> STORED DATA:
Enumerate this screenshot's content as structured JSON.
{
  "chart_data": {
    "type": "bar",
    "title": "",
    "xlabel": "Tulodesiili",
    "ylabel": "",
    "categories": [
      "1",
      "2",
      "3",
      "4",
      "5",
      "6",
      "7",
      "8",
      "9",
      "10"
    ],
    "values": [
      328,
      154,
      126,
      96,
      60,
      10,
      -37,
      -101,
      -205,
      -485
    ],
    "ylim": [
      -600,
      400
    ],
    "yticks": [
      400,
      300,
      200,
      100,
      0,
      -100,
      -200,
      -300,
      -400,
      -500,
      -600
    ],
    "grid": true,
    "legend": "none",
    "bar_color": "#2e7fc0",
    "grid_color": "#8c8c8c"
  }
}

> TASK TO CARRY OUT:
The records above need to be transcribed in full. Keep every character unchanged.

> WORKED SOLUTION:
Enumerate this screenshot's content as structured JSON.
{
  "chart_data": {
    "type": "bar",
    "title": "",
    "xlabel": "Tulodesiili",
    "ylabel": "",
    "categories": [
      "1",
      "2",
      "3",
      "4",
      "5",
      "6",
      "7",
      "8",
      "9",
      "10"
    ],
    "values": [
      328,
      154,
      126,
      96,
      60,
      10,
      -37,
      -101,
      -205,
      -485
    ],
    "ylim": [
      -600,
      400
    ],
    "yticks": [
      400,
      300,
      200,
      100,
      0,
      -100,
      -200,
      -300,
      -400,
      -500,
      -600
    ],
    "grid": true,
    "legend": "none",
    "bar_color": "#2e7fc0",
    "grid_color": "#8c8c8c"
  }
}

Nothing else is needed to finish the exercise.